That's my whole problem with religion. Which bible or version of said bible are you basing your faith in?? Don't forget all the books of said bible that have been removed over the course of history. To get to whatever the church wants you to believe at this point.

With this in mind how does this mean the end of the world will be coming anytime soon?? Just asking, not trying to start a big fight.


----------



## bigwheel (Sep 22, 2014)

Well I feels your pain. If a person cant bring themselves to trust the veracity of the Bible..guess there is no hope for them to expect to gain eternal life. Its way too sad.


----------



## stowlin (Apr 25, 2016)

Sadly you could look upon it as Putin playing trump on that topic for what difference does it make if putin says he supports Israel when he wouldn’t stop Syria from crushing Israel if they could.


----------



## Annie (Dec 5, 2015)

dwight55 said:


> I heard a murmur about this, . . . wanted to kick it up for discussion:
> 
> 1. Vladimer Putin is a practicing Russian Orthodox Christian ( https://www.economist.com/europe/2018/02/03/vladimir-putin-embraces-the-russian-church )
> 
> ...


I believe Russia's been chosen by God and has a pivotal role to play in the days ahead. How this will come about or why Russia was chosen I can't tell you, but it's all part of the Fatima prophecies that Russia will be converted and Our Ladie's Immaculate Heart will triumph.

● ● ● ●

_Stated exercise:_ Please copy the forum thread between "With this in" and "way too sad.", inclusive, and update "eternal life" to "everlasting life".

_Part of a data file:_
● ● ● ●

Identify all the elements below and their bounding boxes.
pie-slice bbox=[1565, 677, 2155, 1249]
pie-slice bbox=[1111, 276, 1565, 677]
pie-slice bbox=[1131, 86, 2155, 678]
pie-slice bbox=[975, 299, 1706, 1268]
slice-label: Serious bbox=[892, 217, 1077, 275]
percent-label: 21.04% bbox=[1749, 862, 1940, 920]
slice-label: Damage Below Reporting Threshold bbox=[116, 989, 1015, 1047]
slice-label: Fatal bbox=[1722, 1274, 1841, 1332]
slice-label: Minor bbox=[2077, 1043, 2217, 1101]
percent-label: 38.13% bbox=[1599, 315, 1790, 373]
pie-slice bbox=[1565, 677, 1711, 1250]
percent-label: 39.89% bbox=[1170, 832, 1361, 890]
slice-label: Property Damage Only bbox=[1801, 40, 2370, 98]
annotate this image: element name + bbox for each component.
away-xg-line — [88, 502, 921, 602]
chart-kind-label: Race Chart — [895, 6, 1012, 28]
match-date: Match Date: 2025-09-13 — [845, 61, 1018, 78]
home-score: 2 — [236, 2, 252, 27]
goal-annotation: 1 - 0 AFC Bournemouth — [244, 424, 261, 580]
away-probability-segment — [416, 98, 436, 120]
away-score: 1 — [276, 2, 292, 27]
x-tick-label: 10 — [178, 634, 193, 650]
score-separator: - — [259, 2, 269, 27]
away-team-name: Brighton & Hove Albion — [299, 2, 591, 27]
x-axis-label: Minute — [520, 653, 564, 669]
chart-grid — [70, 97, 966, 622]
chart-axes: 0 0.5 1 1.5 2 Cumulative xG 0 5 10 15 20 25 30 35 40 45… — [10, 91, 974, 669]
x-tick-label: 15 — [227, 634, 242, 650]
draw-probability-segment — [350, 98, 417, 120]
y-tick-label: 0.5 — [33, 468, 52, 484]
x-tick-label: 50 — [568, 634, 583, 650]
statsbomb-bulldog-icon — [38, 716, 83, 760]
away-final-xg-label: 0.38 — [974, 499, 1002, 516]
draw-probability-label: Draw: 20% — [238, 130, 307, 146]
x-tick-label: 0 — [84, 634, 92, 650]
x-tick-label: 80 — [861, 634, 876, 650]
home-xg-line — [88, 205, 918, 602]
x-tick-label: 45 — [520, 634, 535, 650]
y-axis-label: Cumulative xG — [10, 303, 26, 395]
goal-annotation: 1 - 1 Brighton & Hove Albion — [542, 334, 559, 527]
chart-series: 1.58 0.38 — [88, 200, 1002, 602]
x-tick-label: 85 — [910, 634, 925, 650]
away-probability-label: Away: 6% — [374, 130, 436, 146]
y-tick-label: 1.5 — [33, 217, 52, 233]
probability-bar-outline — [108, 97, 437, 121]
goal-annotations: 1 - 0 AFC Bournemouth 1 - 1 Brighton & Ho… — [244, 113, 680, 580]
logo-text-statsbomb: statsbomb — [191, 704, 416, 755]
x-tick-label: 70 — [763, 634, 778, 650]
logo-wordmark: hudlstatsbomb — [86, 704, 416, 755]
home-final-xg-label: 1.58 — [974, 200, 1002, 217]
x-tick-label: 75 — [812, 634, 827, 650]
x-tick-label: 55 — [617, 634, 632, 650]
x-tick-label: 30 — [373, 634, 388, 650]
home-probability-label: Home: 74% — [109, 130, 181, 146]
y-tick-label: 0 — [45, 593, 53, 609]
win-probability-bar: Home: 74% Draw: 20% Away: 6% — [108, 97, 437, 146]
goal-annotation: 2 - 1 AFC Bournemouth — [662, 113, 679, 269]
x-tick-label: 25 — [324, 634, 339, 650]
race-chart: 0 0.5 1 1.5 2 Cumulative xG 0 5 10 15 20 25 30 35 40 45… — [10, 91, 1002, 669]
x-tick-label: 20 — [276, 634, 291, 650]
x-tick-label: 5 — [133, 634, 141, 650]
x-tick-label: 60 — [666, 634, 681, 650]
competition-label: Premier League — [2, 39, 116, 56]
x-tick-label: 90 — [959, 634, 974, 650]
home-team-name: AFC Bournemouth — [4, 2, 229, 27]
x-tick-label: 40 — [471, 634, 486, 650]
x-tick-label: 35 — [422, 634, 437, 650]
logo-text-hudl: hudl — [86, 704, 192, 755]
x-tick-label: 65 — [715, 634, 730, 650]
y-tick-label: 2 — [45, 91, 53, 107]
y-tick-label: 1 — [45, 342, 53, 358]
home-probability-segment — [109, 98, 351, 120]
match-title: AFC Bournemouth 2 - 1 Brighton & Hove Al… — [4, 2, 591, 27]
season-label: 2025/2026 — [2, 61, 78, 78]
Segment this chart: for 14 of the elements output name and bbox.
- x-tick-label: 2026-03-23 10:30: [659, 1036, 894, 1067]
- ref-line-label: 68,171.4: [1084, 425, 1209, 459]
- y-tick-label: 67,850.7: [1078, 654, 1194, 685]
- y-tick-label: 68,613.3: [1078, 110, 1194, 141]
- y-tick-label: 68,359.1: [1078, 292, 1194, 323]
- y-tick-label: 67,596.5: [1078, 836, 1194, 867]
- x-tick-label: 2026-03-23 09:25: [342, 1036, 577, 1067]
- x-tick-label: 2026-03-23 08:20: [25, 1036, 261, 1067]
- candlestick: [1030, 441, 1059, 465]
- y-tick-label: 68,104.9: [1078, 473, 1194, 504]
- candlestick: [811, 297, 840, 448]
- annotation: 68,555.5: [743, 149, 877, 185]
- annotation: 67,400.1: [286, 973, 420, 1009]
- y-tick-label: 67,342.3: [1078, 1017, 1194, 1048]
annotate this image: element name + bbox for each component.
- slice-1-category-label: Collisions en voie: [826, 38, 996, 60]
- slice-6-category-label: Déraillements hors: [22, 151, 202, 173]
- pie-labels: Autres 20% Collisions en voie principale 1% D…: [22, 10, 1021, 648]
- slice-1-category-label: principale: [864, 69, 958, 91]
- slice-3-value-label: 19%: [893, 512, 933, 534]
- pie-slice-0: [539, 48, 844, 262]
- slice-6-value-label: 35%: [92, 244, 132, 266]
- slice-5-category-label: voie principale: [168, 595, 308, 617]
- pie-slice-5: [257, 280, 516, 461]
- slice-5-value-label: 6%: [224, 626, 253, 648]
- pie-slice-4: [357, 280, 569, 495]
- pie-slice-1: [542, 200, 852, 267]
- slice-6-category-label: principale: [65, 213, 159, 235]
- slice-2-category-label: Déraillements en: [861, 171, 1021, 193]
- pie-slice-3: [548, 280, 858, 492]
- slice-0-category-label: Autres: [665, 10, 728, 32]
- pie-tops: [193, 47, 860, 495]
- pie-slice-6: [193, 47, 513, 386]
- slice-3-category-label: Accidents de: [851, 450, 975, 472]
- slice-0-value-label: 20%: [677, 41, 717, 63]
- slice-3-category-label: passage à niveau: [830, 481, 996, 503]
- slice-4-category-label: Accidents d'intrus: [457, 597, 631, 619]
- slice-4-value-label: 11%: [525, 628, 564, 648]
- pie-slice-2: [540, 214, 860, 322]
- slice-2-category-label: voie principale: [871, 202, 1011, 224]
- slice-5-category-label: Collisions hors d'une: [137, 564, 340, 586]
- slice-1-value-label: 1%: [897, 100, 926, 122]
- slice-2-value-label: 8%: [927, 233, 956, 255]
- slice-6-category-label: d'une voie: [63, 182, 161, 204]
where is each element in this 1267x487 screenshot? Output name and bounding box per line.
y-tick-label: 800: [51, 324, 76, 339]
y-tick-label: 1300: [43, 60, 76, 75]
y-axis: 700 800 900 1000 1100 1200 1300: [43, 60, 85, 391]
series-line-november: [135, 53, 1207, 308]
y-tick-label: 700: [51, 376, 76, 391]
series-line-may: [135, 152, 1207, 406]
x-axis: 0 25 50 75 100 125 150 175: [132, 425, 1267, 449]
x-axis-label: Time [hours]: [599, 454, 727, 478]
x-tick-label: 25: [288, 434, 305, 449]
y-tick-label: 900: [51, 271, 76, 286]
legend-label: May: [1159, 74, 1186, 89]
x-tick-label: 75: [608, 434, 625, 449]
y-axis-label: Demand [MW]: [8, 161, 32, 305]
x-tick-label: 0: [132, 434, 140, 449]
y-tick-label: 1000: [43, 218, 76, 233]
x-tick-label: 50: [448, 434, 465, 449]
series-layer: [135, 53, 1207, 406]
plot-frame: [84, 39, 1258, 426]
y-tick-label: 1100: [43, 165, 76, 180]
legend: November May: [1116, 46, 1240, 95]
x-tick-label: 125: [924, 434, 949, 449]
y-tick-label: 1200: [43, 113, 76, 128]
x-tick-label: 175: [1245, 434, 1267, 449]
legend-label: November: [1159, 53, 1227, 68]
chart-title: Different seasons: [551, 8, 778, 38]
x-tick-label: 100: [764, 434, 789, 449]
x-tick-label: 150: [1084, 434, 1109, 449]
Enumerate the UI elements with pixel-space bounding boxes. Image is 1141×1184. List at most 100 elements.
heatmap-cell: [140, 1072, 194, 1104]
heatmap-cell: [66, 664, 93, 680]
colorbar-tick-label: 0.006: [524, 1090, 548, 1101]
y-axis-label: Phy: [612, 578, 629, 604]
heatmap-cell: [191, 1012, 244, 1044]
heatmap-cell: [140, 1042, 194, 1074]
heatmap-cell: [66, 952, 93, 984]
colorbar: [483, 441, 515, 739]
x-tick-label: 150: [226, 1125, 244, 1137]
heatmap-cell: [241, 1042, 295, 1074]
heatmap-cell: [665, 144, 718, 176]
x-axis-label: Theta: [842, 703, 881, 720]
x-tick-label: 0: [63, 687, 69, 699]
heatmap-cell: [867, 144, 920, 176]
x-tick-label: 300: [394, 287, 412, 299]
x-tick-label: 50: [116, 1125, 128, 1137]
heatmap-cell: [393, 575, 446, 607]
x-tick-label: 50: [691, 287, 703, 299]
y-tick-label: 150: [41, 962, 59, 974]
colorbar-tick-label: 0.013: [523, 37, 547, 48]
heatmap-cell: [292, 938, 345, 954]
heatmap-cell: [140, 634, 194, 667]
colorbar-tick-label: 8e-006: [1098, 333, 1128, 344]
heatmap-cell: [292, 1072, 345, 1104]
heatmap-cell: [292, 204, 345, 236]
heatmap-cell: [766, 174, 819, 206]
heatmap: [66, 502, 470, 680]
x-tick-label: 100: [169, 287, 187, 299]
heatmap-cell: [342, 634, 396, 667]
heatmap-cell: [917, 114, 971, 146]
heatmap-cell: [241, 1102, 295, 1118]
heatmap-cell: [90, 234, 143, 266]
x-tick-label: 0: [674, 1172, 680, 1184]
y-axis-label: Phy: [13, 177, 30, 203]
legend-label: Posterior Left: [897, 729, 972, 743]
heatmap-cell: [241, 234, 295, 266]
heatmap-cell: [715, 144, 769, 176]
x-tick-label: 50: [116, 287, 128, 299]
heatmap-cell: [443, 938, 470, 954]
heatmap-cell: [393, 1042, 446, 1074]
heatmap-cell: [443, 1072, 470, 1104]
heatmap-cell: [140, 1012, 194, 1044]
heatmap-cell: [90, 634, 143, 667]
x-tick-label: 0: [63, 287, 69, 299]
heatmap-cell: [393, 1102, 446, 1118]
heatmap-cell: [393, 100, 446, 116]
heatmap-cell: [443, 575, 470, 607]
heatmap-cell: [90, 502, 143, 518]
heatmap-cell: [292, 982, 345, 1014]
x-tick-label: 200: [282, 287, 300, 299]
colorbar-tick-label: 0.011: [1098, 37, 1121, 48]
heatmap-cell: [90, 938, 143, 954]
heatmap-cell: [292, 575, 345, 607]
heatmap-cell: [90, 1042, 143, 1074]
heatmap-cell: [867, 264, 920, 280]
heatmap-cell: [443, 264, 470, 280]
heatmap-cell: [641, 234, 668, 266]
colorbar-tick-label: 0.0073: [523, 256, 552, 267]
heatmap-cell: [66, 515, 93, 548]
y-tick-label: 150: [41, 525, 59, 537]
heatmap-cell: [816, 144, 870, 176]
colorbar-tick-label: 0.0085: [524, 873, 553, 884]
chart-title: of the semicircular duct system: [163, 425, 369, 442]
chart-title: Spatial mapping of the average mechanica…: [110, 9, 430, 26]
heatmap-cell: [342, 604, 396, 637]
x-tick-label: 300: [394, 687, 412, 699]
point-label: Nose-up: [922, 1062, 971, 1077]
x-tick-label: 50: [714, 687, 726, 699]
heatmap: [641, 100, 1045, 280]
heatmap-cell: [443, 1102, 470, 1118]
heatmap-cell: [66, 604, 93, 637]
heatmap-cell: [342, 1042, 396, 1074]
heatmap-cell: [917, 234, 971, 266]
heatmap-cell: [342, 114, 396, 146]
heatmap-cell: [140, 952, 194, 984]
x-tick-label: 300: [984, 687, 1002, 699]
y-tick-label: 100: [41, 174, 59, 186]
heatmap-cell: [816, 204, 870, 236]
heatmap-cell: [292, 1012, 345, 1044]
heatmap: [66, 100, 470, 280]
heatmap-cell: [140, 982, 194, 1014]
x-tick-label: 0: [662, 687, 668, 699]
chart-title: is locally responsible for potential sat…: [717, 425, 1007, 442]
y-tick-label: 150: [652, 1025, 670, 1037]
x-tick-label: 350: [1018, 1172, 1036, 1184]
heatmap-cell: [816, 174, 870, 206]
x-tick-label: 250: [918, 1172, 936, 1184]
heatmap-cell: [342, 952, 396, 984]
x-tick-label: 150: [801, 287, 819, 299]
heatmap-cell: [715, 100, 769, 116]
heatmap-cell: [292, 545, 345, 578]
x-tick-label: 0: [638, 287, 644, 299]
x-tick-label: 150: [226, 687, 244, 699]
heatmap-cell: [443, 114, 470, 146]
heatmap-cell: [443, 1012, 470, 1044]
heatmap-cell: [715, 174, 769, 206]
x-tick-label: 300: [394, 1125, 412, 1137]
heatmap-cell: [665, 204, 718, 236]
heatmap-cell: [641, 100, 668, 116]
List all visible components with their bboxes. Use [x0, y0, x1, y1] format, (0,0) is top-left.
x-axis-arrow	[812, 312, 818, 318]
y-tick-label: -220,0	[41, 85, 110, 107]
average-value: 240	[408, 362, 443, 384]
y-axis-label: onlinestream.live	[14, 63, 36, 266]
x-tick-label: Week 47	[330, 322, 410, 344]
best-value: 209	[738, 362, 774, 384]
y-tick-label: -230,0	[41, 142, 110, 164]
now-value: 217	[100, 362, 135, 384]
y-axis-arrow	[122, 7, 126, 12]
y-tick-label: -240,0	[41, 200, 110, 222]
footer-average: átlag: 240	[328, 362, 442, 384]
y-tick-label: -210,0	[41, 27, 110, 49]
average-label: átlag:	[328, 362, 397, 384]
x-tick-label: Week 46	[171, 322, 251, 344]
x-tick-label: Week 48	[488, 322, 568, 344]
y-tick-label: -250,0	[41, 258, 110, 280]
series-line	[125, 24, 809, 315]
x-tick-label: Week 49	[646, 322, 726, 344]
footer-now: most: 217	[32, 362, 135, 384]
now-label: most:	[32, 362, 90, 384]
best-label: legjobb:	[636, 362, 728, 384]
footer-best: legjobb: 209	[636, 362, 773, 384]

● ● ● ●

_Exercise solution:_
With this in mind how does this mean the end of the world will be coming anytime soon?? Just asking, not trying to start a big fight.


----------



## bigwheel (Sep 22, 2014)

Well I feels your pain. If a person cant bring themselves to trust the veracity of the Bible..guess there is no hope for them to expect to gain everlasting life. Its way too sad.